[Dataset excerpt]
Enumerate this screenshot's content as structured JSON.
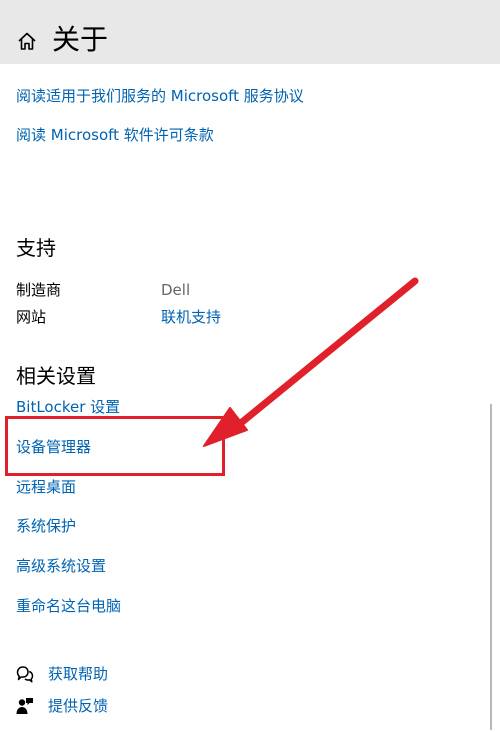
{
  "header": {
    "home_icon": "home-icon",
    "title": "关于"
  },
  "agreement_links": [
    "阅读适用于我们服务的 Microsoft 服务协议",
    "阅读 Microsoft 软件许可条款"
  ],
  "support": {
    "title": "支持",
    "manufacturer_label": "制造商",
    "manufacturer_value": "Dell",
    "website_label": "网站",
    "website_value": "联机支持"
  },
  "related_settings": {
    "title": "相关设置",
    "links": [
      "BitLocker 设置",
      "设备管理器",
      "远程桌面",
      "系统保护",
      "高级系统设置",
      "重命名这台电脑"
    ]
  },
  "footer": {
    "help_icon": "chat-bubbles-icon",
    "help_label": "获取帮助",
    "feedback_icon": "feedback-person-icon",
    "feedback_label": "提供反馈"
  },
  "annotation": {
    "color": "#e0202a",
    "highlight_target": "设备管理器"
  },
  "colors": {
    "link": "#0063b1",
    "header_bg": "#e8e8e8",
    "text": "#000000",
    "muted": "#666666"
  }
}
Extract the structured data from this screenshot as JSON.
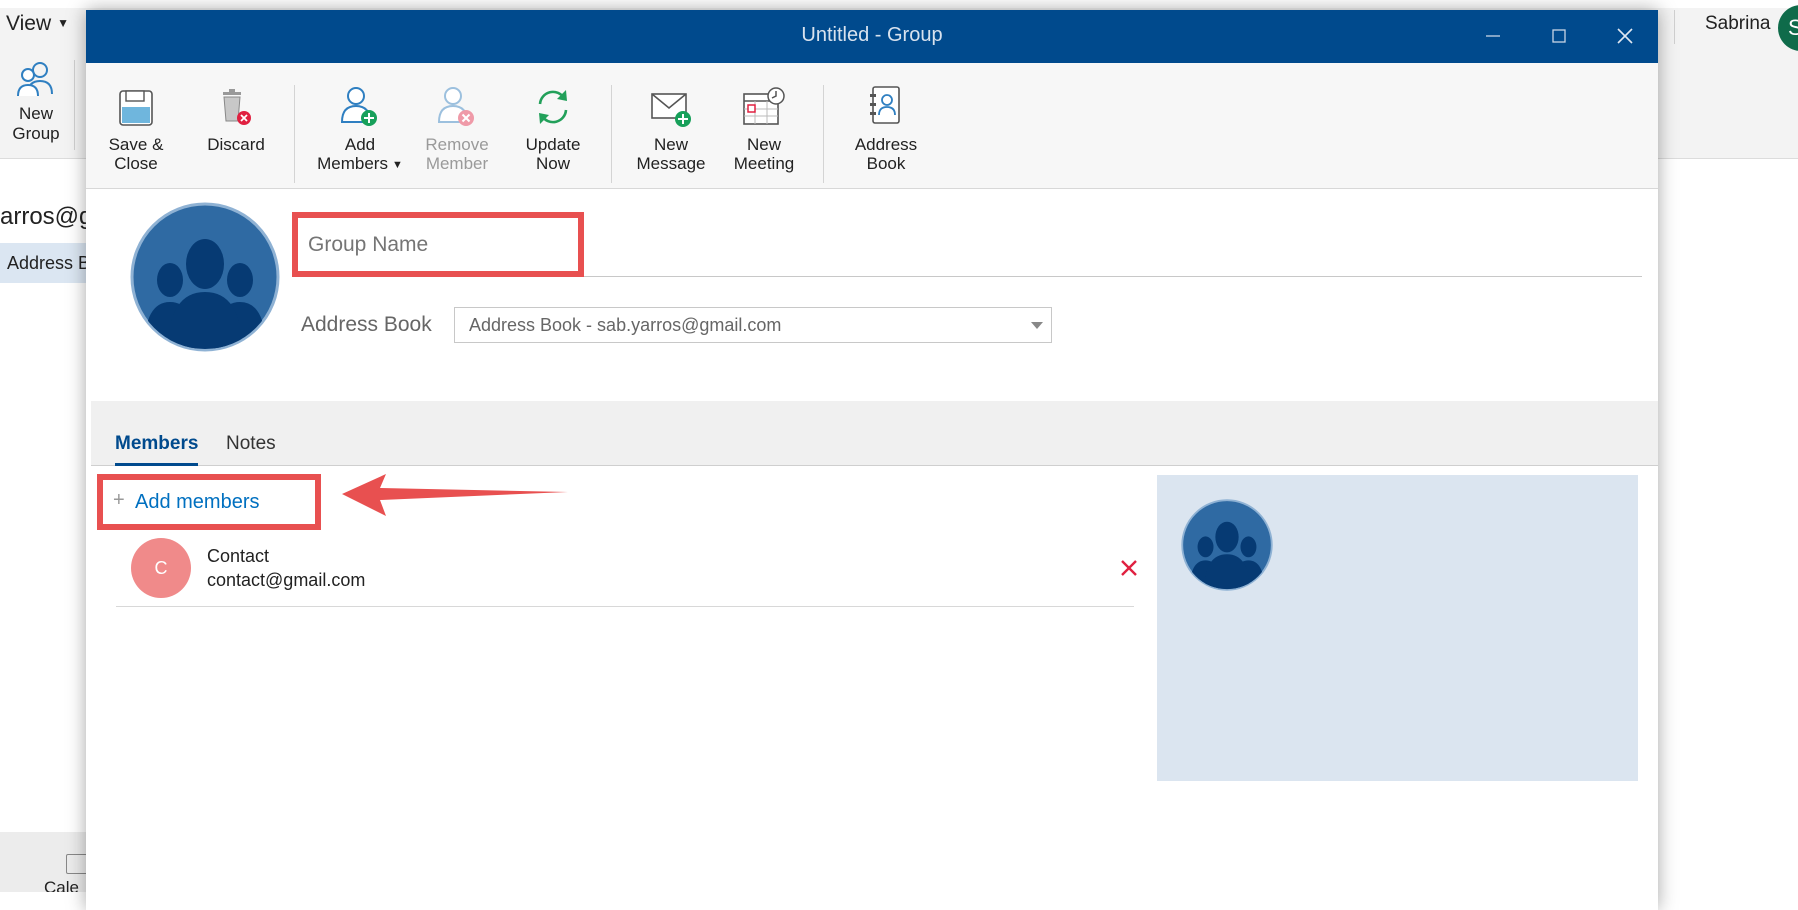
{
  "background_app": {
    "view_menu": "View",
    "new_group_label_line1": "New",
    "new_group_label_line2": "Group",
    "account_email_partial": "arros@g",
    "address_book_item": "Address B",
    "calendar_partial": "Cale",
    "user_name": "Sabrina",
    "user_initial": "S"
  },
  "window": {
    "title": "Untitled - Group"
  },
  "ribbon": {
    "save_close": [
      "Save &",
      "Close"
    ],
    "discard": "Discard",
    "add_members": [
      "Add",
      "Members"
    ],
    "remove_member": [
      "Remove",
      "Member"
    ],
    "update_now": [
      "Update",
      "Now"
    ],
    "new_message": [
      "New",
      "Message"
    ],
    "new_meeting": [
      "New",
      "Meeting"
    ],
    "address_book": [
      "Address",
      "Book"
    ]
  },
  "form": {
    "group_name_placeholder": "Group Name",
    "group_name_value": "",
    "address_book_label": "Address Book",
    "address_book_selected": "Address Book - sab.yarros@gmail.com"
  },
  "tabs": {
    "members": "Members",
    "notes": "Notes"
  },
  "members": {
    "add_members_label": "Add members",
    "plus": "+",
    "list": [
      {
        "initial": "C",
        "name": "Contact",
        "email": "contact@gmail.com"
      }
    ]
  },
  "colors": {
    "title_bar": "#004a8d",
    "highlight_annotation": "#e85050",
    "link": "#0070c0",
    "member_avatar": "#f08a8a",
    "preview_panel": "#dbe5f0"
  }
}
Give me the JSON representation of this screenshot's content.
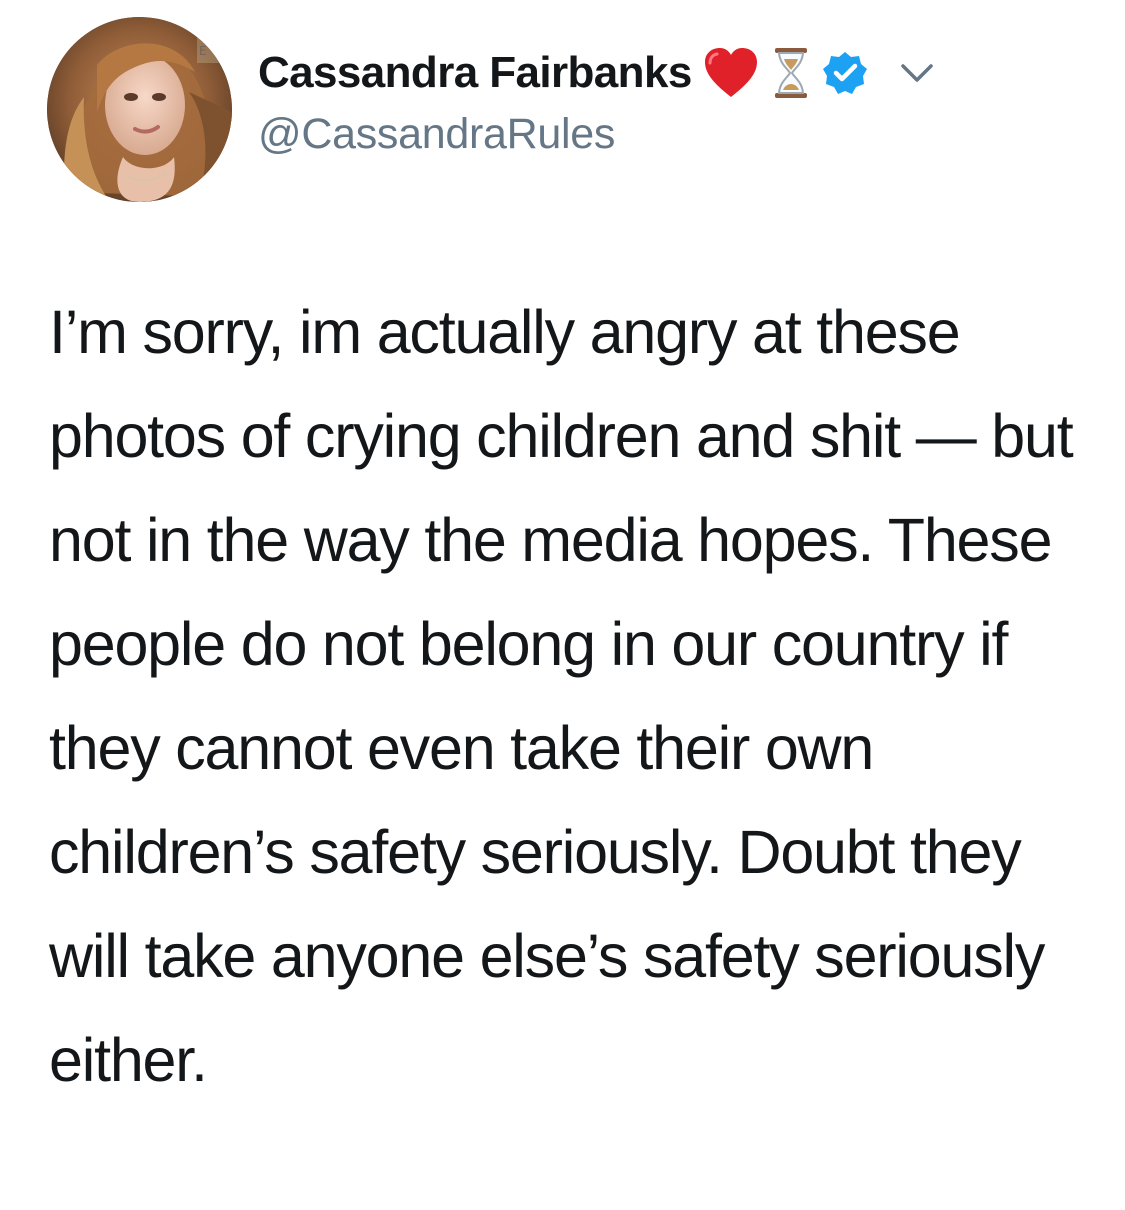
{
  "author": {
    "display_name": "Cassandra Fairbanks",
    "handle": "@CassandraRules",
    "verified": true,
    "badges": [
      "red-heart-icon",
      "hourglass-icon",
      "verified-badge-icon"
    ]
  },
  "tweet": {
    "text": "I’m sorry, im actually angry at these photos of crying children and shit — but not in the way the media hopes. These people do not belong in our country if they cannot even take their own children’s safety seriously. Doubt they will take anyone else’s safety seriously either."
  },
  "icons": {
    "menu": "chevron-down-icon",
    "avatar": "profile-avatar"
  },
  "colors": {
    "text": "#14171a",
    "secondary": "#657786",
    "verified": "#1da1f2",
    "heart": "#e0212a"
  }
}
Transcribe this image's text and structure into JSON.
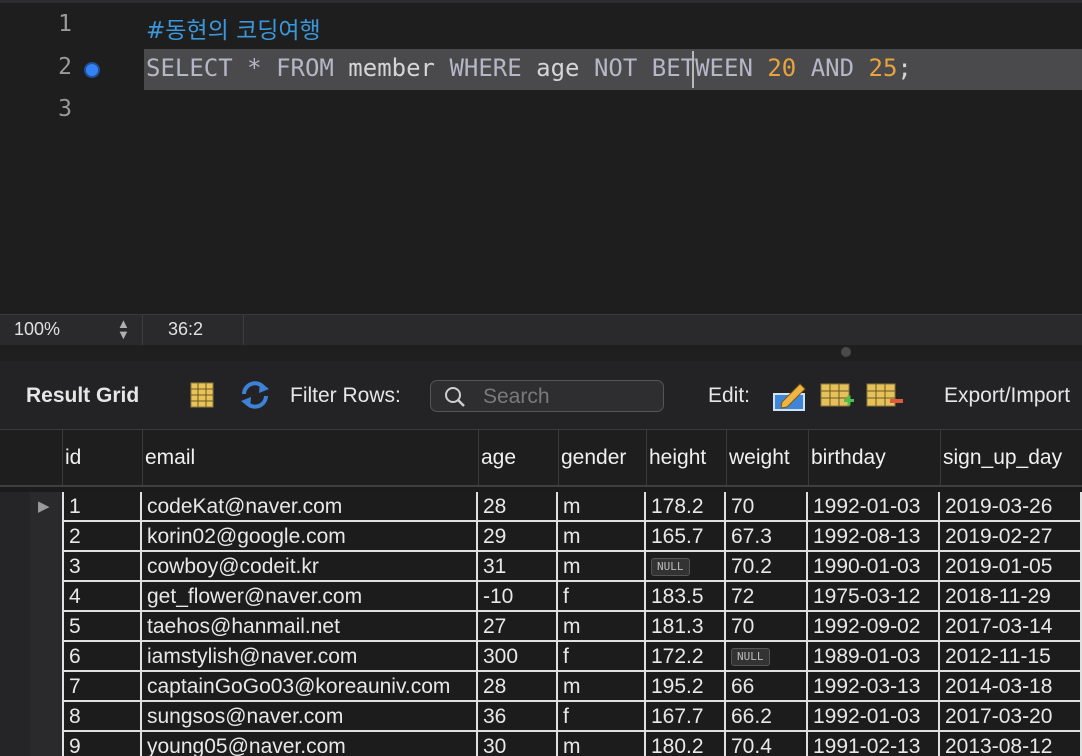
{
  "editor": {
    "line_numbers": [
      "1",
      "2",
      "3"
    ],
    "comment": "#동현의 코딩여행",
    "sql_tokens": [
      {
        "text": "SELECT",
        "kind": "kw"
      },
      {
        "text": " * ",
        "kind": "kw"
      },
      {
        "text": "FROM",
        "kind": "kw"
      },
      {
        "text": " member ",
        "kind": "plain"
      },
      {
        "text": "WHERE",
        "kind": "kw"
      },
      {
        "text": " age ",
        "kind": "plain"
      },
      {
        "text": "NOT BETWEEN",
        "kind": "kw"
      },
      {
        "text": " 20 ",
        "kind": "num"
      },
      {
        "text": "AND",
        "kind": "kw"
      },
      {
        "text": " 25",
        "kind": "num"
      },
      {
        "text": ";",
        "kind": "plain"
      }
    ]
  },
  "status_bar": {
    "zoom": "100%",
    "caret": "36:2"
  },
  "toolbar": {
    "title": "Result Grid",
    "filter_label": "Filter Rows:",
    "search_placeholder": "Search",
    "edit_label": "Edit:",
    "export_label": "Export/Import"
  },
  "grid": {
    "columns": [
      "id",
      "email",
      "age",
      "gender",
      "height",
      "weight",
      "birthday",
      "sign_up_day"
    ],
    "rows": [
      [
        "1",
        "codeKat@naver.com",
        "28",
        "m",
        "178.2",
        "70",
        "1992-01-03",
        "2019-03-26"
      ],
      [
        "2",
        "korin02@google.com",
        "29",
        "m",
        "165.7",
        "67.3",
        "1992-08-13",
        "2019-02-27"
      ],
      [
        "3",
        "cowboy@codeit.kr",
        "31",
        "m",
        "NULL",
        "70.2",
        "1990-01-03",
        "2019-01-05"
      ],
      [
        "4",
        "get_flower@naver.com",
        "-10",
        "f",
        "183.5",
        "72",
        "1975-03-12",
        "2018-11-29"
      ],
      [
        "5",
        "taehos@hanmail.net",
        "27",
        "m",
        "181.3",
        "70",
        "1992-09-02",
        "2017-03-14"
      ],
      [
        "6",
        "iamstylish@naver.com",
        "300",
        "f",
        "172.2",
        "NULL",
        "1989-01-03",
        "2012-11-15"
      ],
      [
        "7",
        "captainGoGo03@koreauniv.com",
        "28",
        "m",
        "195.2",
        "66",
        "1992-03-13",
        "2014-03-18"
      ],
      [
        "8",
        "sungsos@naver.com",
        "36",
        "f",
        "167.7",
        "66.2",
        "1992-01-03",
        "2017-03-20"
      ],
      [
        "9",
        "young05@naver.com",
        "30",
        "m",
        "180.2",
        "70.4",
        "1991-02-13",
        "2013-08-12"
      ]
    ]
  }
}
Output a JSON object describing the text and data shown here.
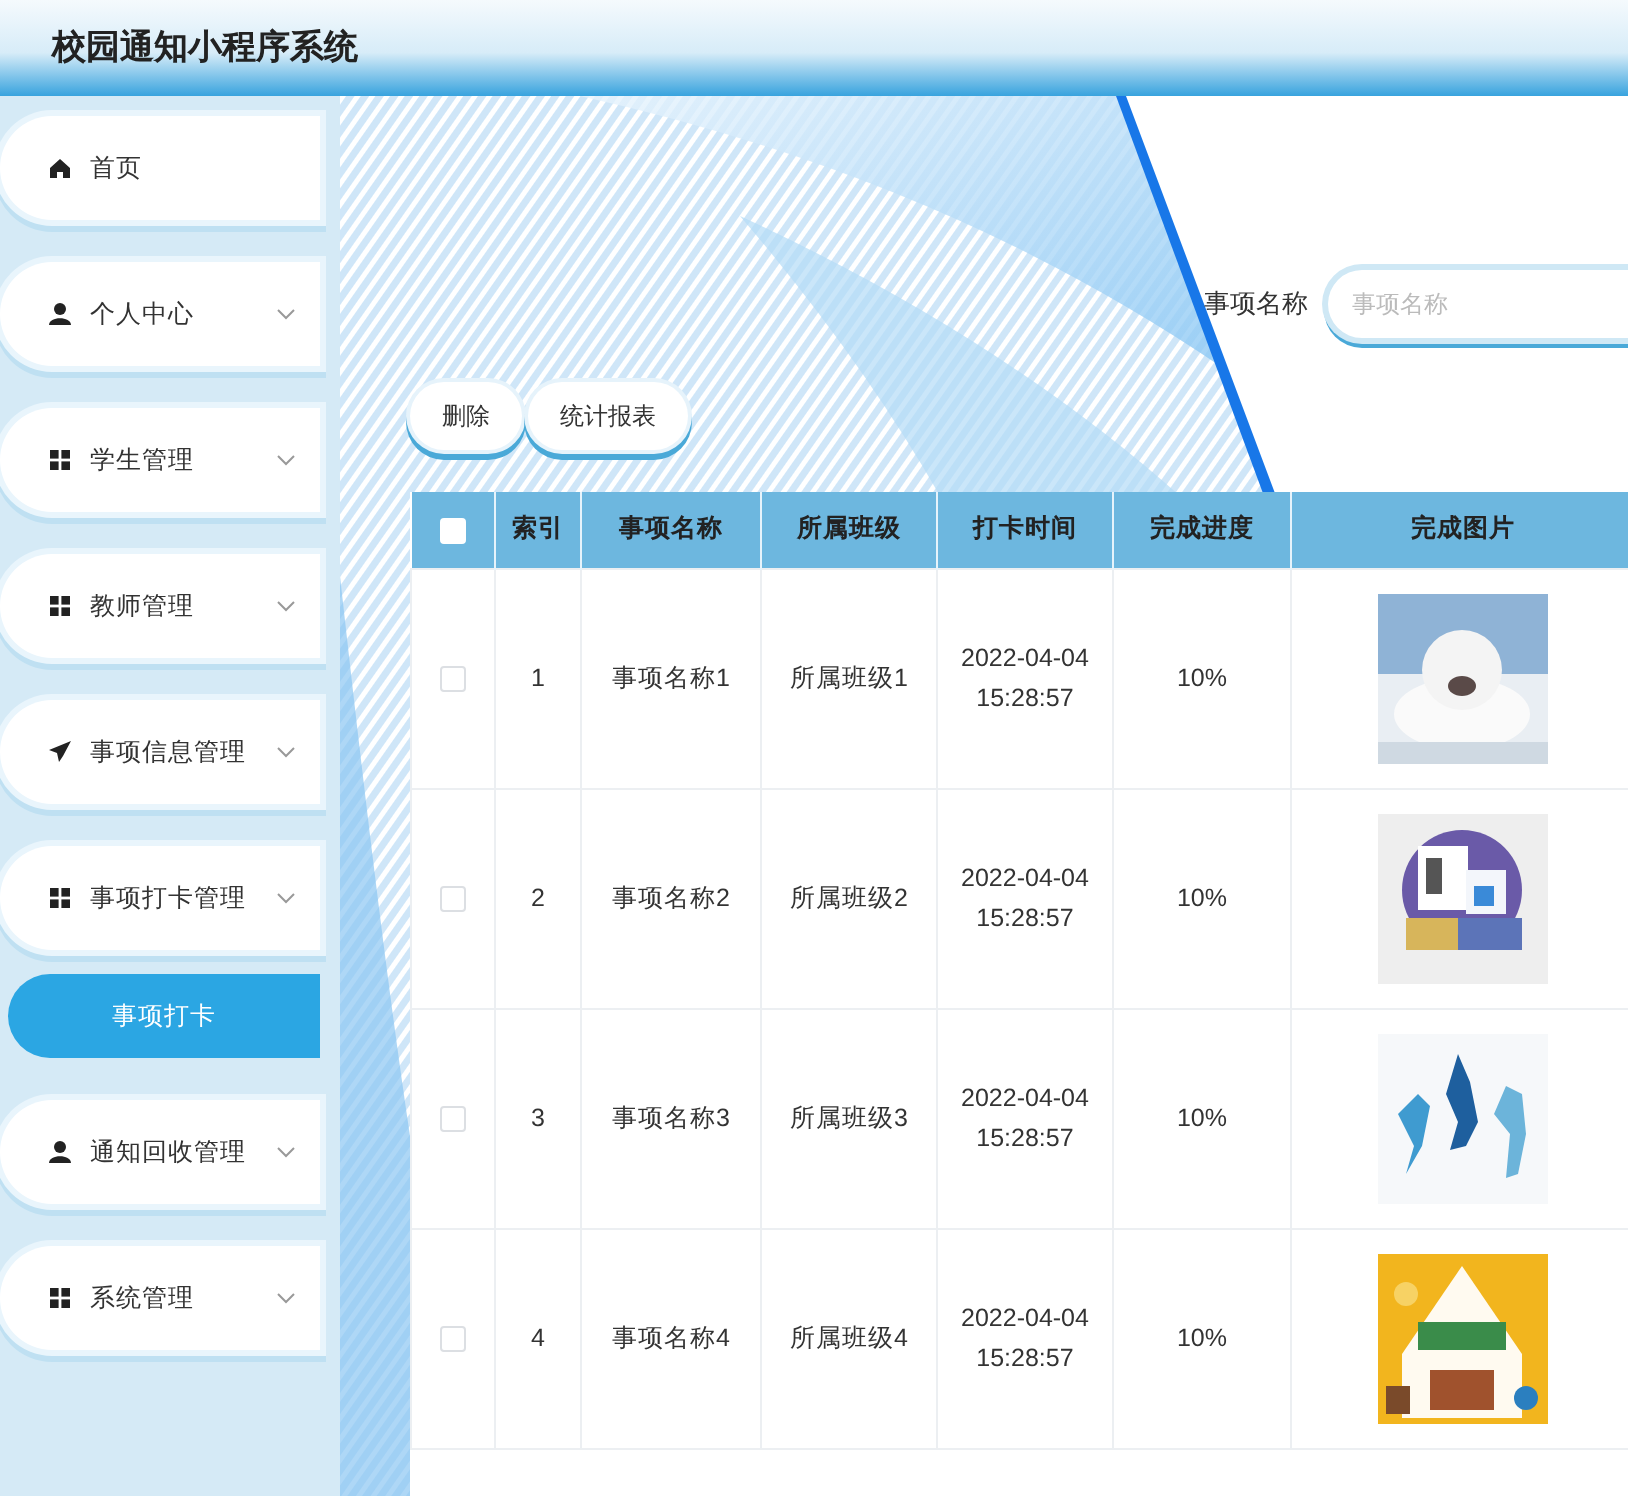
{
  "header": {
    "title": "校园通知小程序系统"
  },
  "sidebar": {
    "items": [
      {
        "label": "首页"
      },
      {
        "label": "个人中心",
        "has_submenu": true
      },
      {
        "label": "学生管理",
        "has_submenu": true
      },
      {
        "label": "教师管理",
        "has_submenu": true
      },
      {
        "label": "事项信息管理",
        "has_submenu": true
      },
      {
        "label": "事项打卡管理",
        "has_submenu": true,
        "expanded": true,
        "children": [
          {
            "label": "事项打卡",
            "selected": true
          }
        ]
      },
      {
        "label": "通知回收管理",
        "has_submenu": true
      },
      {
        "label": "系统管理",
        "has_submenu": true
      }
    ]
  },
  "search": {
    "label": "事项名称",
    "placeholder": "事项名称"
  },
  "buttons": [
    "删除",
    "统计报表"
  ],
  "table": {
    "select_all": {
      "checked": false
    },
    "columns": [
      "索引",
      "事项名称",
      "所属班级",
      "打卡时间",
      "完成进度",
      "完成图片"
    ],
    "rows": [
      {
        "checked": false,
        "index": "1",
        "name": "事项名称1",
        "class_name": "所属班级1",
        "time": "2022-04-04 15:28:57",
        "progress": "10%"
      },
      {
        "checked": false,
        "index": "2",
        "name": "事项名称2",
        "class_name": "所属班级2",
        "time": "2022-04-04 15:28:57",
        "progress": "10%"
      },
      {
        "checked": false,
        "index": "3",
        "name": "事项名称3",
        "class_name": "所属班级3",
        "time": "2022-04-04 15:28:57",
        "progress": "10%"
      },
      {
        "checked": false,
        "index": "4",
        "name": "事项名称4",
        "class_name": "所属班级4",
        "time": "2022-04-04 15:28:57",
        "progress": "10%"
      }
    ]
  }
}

Exercise requirements → Gather every line from the listing above in which the word "content" appears.

Written response →
Enumerate this screenshot's content as structured JSON.
Give me the JSON representation of this screenshot's content.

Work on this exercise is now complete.